## START GIVEN RECORDS
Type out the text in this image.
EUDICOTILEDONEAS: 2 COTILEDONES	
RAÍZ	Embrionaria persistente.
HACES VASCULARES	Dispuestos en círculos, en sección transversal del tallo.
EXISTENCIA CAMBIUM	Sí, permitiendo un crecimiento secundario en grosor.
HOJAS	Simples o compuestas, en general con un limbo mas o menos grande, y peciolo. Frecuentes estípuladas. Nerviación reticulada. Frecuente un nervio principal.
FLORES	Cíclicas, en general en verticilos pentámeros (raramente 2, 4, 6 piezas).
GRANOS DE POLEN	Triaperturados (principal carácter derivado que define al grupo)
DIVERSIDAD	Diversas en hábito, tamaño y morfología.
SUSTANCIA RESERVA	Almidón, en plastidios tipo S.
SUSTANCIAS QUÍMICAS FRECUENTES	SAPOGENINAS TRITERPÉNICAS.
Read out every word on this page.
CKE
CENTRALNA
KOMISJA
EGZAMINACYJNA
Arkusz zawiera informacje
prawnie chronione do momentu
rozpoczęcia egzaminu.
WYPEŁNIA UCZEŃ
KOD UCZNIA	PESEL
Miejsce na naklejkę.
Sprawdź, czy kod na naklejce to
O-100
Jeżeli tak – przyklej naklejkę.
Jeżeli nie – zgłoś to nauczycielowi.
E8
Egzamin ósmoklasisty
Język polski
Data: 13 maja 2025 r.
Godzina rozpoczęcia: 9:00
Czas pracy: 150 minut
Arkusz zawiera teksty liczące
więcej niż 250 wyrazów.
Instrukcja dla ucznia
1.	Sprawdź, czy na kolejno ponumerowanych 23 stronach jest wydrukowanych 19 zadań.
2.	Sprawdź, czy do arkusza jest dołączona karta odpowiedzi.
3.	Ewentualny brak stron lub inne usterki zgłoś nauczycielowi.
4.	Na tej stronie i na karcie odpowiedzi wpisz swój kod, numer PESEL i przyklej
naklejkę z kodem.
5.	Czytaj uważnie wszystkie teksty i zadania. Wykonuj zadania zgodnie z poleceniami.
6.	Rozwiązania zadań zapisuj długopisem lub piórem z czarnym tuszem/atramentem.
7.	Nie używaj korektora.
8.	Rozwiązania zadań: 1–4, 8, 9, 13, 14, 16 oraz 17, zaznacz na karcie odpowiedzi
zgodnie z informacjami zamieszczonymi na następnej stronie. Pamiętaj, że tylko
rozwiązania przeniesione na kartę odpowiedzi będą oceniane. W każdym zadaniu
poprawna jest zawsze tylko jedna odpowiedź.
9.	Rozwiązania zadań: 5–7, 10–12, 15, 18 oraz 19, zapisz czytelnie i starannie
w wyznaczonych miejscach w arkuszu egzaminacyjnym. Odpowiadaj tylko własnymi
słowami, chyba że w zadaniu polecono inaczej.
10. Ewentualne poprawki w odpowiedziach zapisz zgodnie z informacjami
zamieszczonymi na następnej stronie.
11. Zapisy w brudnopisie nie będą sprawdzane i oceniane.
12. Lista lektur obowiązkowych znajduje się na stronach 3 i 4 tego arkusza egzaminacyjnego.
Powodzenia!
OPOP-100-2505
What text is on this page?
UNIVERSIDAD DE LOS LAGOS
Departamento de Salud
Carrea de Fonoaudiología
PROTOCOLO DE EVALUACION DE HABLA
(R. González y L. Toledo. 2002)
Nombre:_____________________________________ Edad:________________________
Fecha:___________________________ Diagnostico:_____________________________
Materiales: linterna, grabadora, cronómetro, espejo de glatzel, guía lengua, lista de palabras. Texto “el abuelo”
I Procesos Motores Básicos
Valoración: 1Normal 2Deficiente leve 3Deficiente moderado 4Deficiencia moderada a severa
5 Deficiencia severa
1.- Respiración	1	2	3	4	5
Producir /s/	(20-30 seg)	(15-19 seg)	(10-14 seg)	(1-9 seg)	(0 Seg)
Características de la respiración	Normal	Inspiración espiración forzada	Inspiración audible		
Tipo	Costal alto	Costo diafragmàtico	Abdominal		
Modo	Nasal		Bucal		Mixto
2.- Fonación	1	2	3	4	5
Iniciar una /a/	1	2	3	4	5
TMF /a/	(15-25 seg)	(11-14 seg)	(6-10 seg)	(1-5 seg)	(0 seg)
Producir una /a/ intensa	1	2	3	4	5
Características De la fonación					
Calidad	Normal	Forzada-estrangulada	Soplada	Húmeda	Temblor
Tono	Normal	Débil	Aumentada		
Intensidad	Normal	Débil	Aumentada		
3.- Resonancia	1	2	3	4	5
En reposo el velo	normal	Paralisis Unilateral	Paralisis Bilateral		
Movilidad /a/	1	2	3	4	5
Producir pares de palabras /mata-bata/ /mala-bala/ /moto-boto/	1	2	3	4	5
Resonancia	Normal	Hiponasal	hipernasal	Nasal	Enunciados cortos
## END GIVEN RECORDS
Write the entries again, exactly as they stand.

EXERCISE OUTPUT
Type out the text in this image.
EUDICOTILEDONEAS: 2 COTILEDONES	
RAÍZ	Embrionaria persistente.
HACES VASCULARES	Dispuestos en círculos, en sección transversal del tallo.
EXISTENCIA CAMBIUM	Sí, permitiendo un crecimiento secundario en grosor.
HOJAS	Simples o compuestas, en general con un limbo mas o menos grande, y peciolo. Frecuentes estípuladas. Nerviación reticulada. Frecuente un nervio principal.
FLORES	Cíclicas, en general en verticilos pentámeros (raramente 2, 4, 6 piezas).
GRANOS DE POLEN	Triaperturados (principal carácter derivado que define al grupo)
DIVERSIDAD	Diversas en hábito, tamaño y morfología.
SUSTANCIA RESERVA	Almidón, en plastidios tipo S.
SUSTANCIAS QUÍMICAS FRECUENTES	SAPOGENINAS TRITERPÉNICAS.
Read out every word on this page.
CKE
CENTRALNA
KOMISJA
EGZAMINACYJNA
Arkusz zawiera informacje
prawnie chronione do momentu
rozpoczęcia egzaminu.
WYPEŁNIA UCZEŃ
KOD UCZNIA	PESEL
Miejsce na naklejkę.
Sprawdź, czy kod na naklejce to
O-100
Jeżeli tak – przyklej naklejkę.
Jeżeli nie – zgłoś to nauczycielowi.
E8
Egzamin ósmoklasisty
Język polski
Data: 13 maja 2025 r.
Godzina rozpoczęcia: 9:00
Czas pracy: 150 minut
Arkusz zawiera teksty liczące
więcej niż 250 wyrazów.
Instrukcja dla ucznia
1.	Sprawdź, czy na kolejno ponumerowanych 23 stronach jest wydrukowanych 19 zadań.
2.	Sprawdź, czy do arkusza jest dołączona karta odpowiedzi.
3.	Ewentualny brak stron lub inne usterki zgłoś nauczycielowi.
4.	Na tej stronie i na karcie odpowiedzi wpisz swój kod, numer PESEL i przyklej
naklejkę z kodem.
5.	Czytaj uważnie wszystkie teksty i zadania. Wykonuj zadania zgodnie z poleceniami.
6.	Rozwiązania zadań zapisuj długopisem lub piórem z czarnym tuszem/atramentem.
7.	Nie używaj korektora.
8.	Rozwiązania zadań: 1–4, 8, 9, 13, 14, 16 oraz 17, zaznacz na karcie odpowiedzi
zgodnie z informacjami zamieszczonymi na następnej stronie. Pamiętaj, że tylko
rozwiązania przeniesione na kartę odpowiedzi będą oceniane. W każdym zadaniu
poprawna jest zawsze tylko jedna odpowiedź.
9.	Rozwiązania zadań: 5–7, 10–12, 15, 18 oraz 19, zapisz czytelnie i starannie
w wyznaczonych miejscach w arkuszu egzaminacyjnym. Odpowiadaj tylko własnymi
słowami, chyba że w zadaniu polecono inaczej.
10. Ewentualne poprawki w odpowiedziach zapisz zgodnie z informacjami
zamieszczonymi na następnej stronie.
11. Zapisy w brudnopisie nie będą sprawdzane i oceniane.
12. Lista lektur obowiązkowych znajduje się na stronach 3 i 4 tego arkusza egzaminacyjnego.
Powodzenia!
OPOP-100-2505
What text is on this page?
UNIVERSIDAD DE LOS LAGOS
Departamento de Salud
Carrea de Fonoaudiología
PROTOCOLO DE EVALUACION DE HABLA
(R. González y L. Toledo. 2002)
Nombre:_____________________________________ Edad:________________________
Fecha:___________________________ Diagnostico:_____________________________
Materiales: linterna, grabadora, cronómetro, espejo de glatzel, guía lengua, lista de palabras. Texto “el abuelo”
I Procesos Motores Básicos
Valoración: 1Normal 2Deficiente leve 3Deficiente moderado 4Deficiencia moderada a severa
5 Deficiencia severa
1.- Respiración	1	2	3	4	5
Producir /s/	(20-30 seg)	(15-19 seg)	(10-14 seg)	(1-9 seg)	(0 Seg)
Características de la respiración	Normal	Inspiración espiración forzada	Inspiración audible		
Tipo	Costal alto	Costo diafragmàtico	Abdominal		
Modo	Nasal		Bucal		Mixto
2.- Fonación	1	2	3	4	5
Iniciar una /a/	1	2	3	4	5
TMF /a/	(15-25 seg)	(11-14 seg)	(6-10 seg)	(1-5 seg)	(0 seg)
Producir una /a/ intensa	1	2	3	4	5
Características De la fonación					
Calidad	Normal	Forzada-estrangulada	Soplada	Húmeda	Temblor
Tono	Normal	Débil	Aumentada		
Intensidad	Normal	Débil	Aumentada		
3.- Resonancia	1	2	3	4	5
En reposo el velo	normal	Paralisis Unilateral	Paralisis Bilateral		
Movilidad /a/	1	2	3	4	5
Producir pares de palabras /mata-bata/ /mala-bala/ /moto-boto/	1	2	3	4	5
Resonancia	Normal	Hiponasal	hipernasal	Nasal	Enunciados cortos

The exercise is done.